(PROMPT) Filter this data down to the lines that hold "content", and copy them.

Stored data:
────────────────
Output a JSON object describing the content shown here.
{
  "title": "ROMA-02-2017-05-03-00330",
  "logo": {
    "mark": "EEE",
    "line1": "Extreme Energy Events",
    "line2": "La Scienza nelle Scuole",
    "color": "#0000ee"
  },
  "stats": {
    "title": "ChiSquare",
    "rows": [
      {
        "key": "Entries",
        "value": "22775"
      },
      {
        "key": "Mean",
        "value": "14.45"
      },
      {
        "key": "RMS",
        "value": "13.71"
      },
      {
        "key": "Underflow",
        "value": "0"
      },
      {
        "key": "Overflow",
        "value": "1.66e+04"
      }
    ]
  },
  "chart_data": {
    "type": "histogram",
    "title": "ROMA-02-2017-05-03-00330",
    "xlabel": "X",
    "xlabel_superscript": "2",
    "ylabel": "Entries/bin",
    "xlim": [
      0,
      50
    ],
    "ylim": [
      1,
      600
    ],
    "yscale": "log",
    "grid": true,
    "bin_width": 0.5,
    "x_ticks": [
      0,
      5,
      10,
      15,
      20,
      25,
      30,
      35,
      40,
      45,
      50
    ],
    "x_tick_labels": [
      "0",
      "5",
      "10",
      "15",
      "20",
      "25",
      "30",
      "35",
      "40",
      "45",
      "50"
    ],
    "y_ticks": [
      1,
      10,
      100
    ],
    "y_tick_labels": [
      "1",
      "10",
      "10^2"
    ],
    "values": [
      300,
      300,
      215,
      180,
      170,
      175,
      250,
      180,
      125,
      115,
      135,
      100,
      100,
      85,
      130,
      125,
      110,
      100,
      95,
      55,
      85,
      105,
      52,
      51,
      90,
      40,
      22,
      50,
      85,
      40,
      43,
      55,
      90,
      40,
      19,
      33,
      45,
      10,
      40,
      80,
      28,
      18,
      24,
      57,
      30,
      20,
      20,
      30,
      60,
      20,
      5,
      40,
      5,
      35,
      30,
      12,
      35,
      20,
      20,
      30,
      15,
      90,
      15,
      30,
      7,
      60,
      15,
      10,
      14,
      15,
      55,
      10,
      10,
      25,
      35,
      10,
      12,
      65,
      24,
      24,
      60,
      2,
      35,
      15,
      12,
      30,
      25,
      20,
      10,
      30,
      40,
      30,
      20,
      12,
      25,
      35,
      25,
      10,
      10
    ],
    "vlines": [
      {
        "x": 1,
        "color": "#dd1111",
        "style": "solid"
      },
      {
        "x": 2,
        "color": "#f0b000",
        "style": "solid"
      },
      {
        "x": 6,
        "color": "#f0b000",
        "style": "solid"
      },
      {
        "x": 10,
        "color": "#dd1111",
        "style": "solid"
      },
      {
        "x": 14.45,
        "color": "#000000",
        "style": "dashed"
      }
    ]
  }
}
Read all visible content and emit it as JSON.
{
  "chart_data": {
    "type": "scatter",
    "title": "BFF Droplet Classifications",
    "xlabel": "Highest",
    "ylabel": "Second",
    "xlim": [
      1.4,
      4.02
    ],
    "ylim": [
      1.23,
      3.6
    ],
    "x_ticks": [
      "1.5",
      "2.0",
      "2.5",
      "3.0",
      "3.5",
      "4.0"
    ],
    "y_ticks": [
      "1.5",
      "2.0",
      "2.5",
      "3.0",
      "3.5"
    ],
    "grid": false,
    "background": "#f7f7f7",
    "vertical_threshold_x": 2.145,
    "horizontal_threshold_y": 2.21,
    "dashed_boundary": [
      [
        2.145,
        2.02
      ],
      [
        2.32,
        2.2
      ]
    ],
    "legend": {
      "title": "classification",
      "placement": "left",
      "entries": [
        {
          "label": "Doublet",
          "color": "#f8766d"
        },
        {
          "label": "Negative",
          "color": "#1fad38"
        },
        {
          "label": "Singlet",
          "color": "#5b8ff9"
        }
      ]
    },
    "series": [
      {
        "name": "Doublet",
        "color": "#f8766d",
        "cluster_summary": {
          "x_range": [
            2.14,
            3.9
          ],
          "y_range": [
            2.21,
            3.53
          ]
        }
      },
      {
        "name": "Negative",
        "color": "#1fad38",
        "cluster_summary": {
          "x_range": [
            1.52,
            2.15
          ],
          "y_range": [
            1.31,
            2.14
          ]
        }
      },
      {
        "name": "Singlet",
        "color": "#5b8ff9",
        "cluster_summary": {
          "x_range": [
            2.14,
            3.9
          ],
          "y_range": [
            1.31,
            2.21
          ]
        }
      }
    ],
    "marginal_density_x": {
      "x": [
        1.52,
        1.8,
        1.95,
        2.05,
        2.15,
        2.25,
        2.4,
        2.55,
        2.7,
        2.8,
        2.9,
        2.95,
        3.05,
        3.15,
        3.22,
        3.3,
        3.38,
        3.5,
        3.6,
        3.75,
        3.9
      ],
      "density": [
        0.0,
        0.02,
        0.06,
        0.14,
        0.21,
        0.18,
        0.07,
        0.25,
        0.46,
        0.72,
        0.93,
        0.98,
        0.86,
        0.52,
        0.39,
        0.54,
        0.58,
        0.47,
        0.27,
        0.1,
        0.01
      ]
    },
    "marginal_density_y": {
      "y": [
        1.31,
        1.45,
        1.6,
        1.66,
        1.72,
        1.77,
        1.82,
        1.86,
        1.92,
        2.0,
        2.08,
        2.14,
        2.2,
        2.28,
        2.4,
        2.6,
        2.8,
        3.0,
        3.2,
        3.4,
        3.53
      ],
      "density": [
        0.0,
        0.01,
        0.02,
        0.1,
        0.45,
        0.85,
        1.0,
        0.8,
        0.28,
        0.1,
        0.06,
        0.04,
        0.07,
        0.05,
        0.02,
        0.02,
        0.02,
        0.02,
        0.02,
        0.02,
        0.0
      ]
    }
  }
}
────────────────
(RESPONSE FOR THIS EXERCISE)
Output a JSON object describing the content shown here.
Read all visible content and emit it as JSON.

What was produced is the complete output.